### Stated task
From the records below, pull each line that has "torréfié".

(Dataset items)
——————

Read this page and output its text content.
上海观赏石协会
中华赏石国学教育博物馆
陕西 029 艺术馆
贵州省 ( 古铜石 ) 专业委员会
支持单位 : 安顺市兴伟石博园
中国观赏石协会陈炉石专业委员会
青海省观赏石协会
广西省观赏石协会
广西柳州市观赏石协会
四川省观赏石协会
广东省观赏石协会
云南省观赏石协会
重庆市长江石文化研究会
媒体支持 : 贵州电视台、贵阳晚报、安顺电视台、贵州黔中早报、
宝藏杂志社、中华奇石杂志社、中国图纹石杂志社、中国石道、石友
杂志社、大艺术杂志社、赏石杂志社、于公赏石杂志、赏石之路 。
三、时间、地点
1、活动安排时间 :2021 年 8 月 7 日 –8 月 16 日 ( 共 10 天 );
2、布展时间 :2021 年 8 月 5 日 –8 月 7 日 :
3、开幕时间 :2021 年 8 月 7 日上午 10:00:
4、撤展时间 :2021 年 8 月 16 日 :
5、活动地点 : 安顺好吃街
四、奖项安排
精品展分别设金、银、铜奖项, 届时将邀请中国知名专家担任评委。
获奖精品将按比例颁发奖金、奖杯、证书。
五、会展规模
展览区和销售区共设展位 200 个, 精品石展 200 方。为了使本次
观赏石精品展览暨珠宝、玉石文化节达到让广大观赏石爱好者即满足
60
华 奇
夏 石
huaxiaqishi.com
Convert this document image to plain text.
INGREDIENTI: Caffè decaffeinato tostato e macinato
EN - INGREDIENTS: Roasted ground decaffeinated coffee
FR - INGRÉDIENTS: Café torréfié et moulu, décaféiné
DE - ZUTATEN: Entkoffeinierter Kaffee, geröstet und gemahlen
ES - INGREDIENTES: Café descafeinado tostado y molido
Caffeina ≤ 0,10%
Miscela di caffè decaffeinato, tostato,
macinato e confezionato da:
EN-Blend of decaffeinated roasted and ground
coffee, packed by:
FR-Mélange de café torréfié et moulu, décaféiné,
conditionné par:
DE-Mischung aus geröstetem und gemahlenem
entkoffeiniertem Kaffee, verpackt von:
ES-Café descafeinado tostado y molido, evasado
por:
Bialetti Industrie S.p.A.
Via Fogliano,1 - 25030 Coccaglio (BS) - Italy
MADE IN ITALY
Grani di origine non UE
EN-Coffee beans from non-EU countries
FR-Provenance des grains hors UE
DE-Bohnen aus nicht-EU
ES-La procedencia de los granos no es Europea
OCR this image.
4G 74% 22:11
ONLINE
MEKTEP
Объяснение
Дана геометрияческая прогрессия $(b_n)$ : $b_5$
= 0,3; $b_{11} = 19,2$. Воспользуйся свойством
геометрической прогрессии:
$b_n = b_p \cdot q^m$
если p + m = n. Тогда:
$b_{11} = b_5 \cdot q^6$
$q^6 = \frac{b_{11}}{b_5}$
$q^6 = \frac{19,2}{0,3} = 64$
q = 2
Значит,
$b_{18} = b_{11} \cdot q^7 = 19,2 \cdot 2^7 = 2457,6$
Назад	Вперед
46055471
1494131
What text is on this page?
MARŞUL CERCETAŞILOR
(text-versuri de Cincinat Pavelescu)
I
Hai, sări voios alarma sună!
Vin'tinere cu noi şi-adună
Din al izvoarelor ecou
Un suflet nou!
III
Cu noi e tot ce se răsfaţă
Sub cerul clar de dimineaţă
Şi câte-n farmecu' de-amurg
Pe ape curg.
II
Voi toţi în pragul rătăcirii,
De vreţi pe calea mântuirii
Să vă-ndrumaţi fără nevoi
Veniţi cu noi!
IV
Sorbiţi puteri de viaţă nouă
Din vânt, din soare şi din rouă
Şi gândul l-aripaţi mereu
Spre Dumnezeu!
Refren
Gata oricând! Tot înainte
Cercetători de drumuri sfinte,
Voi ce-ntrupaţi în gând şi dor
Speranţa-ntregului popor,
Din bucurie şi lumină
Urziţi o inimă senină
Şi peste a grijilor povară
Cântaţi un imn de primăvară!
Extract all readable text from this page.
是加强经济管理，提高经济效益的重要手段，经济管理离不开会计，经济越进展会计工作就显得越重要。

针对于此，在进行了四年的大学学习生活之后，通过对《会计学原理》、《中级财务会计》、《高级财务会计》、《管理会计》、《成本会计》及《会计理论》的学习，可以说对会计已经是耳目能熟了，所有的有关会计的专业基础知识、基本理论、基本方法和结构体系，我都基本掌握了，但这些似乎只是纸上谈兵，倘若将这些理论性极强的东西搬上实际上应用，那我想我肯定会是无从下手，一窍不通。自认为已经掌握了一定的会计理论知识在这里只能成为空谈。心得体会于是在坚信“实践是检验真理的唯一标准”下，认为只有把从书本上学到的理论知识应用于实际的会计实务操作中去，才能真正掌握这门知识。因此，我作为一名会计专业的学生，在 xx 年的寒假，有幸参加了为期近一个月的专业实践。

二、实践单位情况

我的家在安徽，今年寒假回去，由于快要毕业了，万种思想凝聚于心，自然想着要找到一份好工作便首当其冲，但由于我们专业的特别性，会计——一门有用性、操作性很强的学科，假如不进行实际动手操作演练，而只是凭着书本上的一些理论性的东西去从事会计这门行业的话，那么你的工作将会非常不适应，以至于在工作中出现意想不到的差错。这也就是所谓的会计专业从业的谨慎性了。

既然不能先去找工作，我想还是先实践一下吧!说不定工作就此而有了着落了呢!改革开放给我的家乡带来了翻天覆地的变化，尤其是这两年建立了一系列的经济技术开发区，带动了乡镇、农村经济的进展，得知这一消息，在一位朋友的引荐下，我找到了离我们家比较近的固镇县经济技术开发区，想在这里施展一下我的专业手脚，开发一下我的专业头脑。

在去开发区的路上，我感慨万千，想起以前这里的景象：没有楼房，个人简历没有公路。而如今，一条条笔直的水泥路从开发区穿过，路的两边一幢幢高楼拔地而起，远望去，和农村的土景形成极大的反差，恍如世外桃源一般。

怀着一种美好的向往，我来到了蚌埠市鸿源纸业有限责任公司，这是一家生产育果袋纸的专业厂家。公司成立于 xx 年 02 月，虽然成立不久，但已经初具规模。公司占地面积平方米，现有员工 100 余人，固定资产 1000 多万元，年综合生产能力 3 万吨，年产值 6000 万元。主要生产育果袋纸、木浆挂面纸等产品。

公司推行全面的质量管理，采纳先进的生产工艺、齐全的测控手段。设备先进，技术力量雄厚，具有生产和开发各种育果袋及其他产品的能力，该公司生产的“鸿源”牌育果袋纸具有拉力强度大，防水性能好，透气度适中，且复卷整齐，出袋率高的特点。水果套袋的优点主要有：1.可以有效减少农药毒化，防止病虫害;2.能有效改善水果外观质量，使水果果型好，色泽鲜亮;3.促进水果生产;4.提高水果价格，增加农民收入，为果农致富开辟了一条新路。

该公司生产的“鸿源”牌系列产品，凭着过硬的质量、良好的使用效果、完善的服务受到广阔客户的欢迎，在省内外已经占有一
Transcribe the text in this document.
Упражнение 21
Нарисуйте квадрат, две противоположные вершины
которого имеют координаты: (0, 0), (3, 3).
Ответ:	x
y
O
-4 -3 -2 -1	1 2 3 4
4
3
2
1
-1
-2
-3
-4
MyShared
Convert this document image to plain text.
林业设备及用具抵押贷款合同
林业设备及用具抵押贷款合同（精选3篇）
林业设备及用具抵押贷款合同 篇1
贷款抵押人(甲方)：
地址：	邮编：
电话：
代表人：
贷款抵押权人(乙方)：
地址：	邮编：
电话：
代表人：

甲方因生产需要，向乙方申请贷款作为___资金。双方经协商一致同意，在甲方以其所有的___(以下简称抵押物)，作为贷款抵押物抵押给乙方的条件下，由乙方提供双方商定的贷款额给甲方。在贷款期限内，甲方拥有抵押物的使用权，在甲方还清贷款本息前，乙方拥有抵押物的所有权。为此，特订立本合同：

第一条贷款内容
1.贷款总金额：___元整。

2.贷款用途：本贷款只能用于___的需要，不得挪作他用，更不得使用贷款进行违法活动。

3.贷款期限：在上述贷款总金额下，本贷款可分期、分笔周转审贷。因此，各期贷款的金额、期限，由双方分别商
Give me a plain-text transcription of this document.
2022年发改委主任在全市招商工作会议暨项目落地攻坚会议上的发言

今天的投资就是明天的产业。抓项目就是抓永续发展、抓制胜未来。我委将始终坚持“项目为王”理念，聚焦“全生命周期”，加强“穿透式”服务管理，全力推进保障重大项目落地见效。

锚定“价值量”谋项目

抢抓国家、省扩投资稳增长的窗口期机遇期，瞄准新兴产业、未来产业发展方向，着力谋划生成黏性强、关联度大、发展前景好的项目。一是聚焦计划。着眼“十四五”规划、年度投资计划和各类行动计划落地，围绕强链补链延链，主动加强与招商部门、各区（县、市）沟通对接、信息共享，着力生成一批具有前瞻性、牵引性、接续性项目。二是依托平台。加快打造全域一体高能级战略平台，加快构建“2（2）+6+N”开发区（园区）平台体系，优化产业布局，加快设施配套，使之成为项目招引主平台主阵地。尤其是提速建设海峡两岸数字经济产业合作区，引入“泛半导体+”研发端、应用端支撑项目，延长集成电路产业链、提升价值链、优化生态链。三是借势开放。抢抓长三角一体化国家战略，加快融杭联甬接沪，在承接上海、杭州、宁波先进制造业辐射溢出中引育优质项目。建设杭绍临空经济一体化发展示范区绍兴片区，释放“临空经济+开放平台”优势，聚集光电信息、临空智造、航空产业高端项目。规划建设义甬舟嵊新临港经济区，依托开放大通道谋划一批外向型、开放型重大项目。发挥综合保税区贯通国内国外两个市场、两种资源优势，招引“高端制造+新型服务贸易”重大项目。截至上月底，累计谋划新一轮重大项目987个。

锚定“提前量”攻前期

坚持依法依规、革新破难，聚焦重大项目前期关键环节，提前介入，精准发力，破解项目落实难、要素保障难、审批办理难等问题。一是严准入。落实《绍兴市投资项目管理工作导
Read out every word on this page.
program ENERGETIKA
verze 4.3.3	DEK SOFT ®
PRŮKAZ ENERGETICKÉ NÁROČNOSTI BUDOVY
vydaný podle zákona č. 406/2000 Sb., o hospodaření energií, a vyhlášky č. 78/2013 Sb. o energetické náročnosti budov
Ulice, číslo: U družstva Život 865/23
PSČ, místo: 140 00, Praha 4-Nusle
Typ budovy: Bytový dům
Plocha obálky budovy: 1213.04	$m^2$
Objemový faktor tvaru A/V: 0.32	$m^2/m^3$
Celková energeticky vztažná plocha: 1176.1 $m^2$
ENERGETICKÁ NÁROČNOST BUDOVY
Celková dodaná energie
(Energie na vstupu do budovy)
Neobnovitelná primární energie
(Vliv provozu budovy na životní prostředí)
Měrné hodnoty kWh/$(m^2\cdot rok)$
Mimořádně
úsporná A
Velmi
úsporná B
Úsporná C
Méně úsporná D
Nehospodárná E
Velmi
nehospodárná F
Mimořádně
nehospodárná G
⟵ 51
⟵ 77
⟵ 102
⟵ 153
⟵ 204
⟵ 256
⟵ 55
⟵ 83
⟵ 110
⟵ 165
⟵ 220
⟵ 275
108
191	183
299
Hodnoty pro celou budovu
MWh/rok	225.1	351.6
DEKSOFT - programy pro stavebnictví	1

——————

### Output below
FR - INGRÉDIENTS: Café torréfié et moulu, décaféiné
FR-Mélange de café torréfié et moulu, décaféiné,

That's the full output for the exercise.